-- Extracted data --

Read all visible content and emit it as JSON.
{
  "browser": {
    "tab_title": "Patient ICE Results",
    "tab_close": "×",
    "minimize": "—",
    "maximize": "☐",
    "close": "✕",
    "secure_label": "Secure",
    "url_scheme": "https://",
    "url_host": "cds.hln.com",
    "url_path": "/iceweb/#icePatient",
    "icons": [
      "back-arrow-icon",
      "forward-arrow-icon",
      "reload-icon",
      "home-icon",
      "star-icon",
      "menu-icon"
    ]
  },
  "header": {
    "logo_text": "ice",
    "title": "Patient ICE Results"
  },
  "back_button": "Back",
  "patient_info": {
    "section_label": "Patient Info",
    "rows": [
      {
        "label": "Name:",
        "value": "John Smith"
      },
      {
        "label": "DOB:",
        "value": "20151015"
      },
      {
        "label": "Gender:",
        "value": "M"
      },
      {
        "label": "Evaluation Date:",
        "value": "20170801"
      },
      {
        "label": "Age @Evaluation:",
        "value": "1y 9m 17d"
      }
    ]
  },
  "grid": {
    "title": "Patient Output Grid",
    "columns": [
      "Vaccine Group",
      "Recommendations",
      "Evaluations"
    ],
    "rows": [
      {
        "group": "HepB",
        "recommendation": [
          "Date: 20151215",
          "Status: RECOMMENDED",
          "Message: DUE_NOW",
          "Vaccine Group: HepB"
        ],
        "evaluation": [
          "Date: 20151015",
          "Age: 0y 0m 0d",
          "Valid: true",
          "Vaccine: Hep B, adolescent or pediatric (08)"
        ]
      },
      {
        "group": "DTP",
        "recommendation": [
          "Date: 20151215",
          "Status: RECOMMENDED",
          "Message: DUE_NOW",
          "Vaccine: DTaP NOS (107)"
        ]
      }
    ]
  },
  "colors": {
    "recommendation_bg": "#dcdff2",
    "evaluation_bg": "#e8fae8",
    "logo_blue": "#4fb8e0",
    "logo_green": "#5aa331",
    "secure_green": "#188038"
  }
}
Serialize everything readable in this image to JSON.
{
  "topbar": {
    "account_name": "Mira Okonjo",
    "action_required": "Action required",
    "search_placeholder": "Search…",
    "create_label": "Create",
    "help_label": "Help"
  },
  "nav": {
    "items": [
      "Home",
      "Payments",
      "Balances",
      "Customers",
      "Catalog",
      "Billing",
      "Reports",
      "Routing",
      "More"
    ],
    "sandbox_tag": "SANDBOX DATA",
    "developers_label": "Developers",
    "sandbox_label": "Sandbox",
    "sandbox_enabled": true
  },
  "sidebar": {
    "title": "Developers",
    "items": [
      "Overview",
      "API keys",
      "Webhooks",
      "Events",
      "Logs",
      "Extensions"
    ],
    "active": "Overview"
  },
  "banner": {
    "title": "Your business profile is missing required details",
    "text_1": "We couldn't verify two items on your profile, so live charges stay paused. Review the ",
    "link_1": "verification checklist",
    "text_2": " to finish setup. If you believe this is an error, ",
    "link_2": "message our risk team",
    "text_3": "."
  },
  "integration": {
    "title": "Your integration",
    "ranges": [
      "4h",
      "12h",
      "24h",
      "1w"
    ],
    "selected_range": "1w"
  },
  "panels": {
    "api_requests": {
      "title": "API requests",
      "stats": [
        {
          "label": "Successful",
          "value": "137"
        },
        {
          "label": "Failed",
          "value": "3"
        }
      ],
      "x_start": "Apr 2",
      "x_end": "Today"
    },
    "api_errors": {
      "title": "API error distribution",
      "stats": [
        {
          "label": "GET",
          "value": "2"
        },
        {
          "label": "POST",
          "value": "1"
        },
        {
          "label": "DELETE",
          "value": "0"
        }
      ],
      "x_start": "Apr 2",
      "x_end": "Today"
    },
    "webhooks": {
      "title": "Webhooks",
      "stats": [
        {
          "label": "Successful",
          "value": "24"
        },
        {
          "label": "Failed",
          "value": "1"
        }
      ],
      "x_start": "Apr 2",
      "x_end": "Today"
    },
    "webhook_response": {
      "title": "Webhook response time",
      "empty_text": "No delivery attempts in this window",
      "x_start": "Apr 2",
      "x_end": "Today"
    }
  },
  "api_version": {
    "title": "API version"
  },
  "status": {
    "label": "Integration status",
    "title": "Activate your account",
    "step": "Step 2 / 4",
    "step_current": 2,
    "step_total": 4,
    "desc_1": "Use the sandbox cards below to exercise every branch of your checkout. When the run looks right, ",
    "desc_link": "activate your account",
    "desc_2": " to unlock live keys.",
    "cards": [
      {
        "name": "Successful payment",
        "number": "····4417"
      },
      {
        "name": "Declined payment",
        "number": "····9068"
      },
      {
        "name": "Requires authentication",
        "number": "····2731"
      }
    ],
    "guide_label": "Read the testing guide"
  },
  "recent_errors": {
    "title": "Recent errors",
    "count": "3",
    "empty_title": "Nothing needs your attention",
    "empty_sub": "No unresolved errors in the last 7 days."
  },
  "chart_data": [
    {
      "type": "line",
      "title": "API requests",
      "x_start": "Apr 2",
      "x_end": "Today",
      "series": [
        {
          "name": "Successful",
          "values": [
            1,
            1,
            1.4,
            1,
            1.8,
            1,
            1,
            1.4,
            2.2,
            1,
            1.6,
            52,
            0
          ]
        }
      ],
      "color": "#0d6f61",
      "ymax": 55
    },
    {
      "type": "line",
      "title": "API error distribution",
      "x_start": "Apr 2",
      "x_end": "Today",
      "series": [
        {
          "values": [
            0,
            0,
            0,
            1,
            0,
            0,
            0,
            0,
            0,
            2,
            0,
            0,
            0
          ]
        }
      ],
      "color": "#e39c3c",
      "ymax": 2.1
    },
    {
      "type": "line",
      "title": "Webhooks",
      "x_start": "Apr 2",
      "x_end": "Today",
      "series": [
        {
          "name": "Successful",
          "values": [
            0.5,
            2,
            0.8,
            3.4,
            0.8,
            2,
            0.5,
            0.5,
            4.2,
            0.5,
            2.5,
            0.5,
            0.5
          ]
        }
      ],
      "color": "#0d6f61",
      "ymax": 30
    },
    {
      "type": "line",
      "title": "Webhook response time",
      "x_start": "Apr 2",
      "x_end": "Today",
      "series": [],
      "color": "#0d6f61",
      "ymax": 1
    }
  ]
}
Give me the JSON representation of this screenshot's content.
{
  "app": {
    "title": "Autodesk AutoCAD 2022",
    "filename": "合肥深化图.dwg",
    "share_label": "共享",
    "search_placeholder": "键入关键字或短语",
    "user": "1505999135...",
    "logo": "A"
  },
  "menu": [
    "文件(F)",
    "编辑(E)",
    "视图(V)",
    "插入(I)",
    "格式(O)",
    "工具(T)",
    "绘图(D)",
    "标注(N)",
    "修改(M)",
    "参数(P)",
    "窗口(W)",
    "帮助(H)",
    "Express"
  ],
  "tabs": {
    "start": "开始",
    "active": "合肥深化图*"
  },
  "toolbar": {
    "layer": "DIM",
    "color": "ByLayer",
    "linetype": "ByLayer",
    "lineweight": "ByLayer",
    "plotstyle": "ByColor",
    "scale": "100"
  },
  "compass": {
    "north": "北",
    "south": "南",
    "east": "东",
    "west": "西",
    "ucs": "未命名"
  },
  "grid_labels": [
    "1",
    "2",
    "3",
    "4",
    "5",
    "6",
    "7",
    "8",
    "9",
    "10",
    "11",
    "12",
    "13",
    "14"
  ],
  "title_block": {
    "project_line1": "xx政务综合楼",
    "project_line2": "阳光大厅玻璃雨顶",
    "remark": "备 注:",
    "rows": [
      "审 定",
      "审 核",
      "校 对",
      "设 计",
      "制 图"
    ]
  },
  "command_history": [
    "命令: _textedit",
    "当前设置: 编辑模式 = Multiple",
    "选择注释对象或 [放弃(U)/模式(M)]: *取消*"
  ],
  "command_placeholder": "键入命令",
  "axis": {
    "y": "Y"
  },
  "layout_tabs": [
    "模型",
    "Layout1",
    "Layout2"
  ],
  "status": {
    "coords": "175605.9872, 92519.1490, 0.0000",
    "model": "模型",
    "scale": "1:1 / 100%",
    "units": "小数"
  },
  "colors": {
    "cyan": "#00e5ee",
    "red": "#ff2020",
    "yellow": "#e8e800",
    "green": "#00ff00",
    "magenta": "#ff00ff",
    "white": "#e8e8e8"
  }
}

-- Goal --
Quote only the lines from the one containing "Give me the" through the final line of the records, with both ends included.

-- Solution to the exercise --
Give me the JSON representation of this screenshot's content.
{
  "app": {
    "title": "Autodesk AutoCAD 2022",
    "filename": "合肥深化图.dwg",
    "share_label": "共享",
    "search_placeholder": "键入关键字或短语",
    "user": "1505999135...",
    "logo": "A"
  },
  "menu": [
    "文件(F)",
    "编辑(E)",
    "视图(V)",
    "插入(I)",
    "格式(O)",
    "工具(T)",
    "绘图(D)",
    "标注(N)",
    "修改(M)",
    "参数(P)",
    "窗口(W)",
    "帮助(H)",
    "Express"
  ],
  "tabs": {
    "start": "开始",
    "active": "合肥深化图*"
  },
  "toolbar": {
    "layer": "DIM",
    "color": "ByLayer",
    "linetype": "ByLayer",
    "lineweight": "ByLayer",
    "plotstyle": "ByColor",
    "scale": "100"
  },
  "compass": {
    "north": "北",
    "south": "南",
    "east": "东",
    "west": "西",
    "ucs": "未命名"
  },
  "grid_labels": [
    "1",
    "2",
    "3",
    "4",
    "5",
    "6",
    "7",
    "8",
    "9",
    "10",
    "11",
    "12",
    "13",
    "14"
  ],
  "title_block": {
    "project_line1": "xx政务综合楼",
    "project_line2": "阳光大厅玻璃雨顶",
    "remark": "备 注:",
    "rows": [
      "审 定",
      "审 核",
      "校 对",
      "设 计",
      "制 图"
    ]
  },
  "command_history": [
    "命令: _textedit",
    "当前设置: 编辑模式 = Multiple",
    "选择注释对象或 [放弃(U)/模式(M)]: *取消*"
  ],
  "command_placeholder": "键入命令",
  "axis": {
    "y": "Y"
  },
  "layout_tabs": [
    "模型",
    "Layout1",
    "Layout2"
  ],
  "status": {
    "coords": "175605.9872, 92519.1490, 0.0000",
    "model": "模型",
    "scale": "1:1 / 100%",
    "units": "小数"
  },
  "colors": {
    "cyan": "#00e5ee",
    "red": "#ff2020",
    "yellow": "#e8e800",
    "green": "#00ff00",
    "magenta": "#ff00ff",
    "white": "#e8e8e8"
  }
}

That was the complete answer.